Where a line of the listing below includes the word "LENGHT", reproduce that line.

'''

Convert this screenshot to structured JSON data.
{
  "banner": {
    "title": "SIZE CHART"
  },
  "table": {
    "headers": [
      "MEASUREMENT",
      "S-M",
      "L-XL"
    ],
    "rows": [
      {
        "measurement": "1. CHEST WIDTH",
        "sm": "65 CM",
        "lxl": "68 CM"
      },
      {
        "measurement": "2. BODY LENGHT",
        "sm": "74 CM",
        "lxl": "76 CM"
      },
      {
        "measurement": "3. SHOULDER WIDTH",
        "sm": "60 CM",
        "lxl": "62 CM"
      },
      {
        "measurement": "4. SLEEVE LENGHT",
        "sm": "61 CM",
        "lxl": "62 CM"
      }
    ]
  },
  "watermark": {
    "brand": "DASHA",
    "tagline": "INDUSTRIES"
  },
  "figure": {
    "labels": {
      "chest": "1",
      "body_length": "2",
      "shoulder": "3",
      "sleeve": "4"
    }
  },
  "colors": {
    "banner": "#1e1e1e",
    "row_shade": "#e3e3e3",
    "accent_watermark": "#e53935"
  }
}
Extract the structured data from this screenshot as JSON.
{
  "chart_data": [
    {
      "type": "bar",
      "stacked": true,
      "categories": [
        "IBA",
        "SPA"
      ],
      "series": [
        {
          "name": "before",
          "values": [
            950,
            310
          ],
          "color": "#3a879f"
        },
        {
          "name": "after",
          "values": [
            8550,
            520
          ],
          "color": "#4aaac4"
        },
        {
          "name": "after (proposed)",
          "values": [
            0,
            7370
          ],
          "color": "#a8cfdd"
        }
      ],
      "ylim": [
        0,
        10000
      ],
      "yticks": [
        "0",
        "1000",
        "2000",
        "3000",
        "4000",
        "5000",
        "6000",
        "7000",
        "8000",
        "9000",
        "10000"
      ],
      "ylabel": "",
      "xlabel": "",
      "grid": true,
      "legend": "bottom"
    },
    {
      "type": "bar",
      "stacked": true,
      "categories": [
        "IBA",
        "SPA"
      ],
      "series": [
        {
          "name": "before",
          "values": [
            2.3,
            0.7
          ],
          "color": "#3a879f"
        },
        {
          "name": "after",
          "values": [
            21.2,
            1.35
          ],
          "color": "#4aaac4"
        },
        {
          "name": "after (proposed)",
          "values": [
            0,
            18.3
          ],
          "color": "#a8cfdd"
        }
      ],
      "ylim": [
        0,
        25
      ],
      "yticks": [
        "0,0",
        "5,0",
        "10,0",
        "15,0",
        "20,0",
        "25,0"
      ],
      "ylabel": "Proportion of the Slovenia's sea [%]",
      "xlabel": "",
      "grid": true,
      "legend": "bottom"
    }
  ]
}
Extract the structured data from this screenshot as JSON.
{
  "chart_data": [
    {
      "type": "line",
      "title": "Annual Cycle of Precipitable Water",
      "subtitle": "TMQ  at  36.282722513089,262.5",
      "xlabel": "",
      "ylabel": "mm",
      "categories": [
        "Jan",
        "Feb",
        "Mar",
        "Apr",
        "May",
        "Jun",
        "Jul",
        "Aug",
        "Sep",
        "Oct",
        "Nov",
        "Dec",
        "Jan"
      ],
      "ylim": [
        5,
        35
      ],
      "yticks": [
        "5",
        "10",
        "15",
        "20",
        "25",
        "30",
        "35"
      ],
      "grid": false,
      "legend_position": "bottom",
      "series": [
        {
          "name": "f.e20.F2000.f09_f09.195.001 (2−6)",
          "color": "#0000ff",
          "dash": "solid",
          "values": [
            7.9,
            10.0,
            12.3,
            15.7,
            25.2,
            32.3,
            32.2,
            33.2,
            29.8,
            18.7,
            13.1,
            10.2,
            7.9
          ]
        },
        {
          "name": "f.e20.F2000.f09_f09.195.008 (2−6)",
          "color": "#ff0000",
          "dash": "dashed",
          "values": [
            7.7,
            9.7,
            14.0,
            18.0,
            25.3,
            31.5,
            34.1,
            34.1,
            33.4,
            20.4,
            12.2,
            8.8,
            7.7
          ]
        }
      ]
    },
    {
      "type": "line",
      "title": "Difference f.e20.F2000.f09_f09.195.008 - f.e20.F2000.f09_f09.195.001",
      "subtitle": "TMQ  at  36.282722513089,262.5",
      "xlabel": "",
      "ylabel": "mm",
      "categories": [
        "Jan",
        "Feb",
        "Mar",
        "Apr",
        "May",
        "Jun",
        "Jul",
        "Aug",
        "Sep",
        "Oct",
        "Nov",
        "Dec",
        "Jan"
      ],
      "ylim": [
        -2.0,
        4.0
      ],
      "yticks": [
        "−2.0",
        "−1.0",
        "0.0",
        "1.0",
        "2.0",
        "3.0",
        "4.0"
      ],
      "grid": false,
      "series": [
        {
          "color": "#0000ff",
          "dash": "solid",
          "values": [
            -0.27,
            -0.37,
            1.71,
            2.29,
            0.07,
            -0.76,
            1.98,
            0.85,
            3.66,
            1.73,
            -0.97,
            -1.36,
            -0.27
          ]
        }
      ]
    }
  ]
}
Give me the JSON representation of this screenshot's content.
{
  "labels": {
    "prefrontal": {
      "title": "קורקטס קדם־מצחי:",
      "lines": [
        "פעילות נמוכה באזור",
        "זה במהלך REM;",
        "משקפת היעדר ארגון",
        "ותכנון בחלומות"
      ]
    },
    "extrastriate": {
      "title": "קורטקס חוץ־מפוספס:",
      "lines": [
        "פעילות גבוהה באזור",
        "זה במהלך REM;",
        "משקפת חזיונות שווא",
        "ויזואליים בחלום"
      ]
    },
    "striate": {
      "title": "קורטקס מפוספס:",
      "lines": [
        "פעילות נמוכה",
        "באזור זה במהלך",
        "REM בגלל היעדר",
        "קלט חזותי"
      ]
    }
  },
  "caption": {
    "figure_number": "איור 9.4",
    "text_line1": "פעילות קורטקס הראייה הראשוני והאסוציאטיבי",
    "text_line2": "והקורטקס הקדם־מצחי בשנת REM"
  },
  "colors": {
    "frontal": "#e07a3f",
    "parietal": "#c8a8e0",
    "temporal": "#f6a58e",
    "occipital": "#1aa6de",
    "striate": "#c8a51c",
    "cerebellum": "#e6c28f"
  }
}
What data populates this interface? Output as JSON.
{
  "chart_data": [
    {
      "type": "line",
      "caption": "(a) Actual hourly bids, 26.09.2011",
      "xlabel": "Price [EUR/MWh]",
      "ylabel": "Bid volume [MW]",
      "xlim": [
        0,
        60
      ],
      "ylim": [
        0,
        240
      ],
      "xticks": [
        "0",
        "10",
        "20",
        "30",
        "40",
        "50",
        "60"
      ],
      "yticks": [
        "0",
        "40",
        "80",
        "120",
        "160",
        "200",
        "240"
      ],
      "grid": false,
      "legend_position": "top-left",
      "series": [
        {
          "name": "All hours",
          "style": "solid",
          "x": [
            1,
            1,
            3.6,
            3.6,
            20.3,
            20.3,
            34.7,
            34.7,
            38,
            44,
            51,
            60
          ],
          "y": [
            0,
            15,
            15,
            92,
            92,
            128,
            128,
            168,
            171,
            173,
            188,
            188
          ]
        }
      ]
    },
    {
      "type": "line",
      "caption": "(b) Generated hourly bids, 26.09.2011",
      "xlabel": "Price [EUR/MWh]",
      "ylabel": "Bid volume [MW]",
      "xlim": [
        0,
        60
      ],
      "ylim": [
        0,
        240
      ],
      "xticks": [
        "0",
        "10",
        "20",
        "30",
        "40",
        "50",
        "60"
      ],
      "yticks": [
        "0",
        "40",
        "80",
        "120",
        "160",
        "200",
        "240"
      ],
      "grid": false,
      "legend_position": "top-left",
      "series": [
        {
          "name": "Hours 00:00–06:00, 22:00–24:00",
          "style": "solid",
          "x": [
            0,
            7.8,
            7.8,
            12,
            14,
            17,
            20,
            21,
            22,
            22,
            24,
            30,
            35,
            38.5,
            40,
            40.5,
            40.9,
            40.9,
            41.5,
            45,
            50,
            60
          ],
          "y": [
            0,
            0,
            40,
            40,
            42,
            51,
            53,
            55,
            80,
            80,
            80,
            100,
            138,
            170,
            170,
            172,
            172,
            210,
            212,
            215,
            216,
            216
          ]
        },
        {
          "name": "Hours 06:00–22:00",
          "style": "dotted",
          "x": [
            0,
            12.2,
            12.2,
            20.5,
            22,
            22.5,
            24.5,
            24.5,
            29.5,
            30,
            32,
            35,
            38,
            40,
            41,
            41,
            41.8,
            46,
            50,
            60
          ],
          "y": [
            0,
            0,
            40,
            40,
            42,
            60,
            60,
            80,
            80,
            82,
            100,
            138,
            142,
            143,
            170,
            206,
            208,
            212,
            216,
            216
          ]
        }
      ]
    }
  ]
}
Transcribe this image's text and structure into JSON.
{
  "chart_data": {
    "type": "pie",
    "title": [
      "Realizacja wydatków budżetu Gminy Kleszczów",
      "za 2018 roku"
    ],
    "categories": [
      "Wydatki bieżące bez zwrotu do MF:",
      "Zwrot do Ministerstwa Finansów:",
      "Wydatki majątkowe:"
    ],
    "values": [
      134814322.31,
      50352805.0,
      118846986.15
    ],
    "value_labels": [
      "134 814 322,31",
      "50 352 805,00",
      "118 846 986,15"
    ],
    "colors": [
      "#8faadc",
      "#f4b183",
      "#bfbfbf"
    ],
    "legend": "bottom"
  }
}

'''

_Completed task_:
        "measurement": "2. BODY LENGHT",
        "measurement": "4. SLEEVE LENGHT",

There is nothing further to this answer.